Challenge:
From the line with "What data was" down to the final line of the material below, quote every line exactly and leave out all lines before it.

Collected data:
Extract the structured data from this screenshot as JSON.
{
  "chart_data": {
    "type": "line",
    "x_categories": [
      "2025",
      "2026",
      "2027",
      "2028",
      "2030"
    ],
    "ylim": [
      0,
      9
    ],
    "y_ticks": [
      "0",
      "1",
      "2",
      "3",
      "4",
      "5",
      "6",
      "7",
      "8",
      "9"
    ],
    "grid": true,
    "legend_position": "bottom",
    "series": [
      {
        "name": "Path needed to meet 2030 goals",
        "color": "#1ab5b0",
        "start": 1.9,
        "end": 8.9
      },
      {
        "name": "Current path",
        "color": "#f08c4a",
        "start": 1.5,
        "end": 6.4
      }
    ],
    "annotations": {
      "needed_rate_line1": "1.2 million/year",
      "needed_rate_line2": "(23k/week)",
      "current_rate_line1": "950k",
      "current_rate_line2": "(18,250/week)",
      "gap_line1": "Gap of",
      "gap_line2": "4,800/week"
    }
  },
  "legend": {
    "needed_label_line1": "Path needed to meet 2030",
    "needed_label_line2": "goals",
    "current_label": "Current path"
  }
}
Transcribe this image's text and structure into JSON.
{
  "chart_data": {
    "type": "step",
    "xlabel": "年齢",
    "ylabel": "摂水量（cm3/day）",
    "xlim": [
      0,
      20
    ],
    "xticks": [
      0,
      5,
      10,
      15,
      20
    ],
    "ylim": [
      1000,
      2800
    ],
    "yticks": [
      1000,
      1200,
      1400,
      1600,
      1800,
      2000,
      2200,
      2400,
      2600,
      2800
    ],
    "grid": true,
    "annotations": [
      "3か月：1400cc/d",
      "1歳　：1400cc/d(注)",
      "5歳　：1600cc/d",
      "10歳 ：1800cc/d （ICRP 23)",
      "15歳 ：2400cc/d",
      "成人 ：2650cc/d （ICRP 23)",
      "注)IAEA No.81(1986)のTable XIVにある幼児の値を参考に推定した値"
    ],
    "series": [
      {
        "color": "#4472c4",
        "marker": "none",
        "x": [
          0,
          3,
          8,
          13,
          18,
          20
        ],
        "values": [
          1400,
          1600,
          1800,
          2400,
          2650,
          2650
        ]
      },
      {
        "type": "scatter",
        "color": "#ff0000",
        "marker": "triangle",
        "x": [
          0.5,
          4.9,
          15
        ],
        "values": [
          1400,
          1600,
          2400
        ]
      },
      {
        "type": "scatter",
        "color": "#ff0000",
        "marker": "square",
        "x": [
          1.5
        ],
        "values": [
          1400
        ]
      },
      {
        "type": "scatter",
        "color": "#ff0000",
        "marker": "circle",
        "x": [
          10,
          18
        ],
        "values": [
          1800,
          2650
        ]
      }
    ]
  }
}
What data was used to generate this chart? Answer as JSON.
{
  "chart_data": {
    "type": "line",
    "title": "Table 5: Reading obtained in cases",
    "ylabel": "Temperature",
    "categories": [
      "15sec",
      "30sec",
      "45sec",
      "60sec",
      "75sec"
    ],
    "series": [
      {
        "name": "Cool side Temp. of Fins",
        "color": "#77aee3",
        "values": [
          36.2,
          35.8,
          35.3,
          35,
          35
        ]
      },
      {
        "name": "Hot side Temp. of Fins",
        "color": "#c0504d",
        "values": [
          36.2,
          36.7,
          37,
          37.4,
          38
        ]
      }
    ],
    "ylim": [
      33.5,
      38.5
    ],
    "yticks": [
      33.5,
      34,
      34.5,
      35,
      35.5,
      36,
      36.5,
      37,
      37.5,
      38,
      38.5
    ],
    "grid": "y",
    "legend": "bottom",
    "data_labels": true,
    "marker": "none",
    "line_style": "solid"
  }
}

Solution to this exercise:
What data was used to generate this chart? Answer as JSON.
{
  "chart_data": {
    "type": "line",
    "title": "Table 5: Reading obtained in cases",
    "ylabel": "Temperature",
    "categories": [
      "15sec",
      "30sec",
      "45sec",
      "60sec",
      "75sec"
    ],
    "series": [
      {
        "name": "Cool side Temp. of Fins",
        "color": "#77aee3",
        "values": [
          36.2,
          35.8,
          35.3,
          35,
          35
        ]
      },
      {
        "name": "Hot side Temp. of Fins",
        "color": "#c0504d",
        "values": [
          36.2,
          36.7,
          37,
          37.4,
          38
        ]
      }
    ],
    "ylim": [
      33.5,
      38.5
    ],
    "yticks": [
      33.5,
      34,
      34.5,
      35,
      35.5,
      36,
      36.5,
      37,
      37.5,
      38,
      38.5
    ],
    "grid": "y",
    "legend": "bottom",
    "data_labels": true,
    "marker": "none",
    "line_style": "solid"
  }
}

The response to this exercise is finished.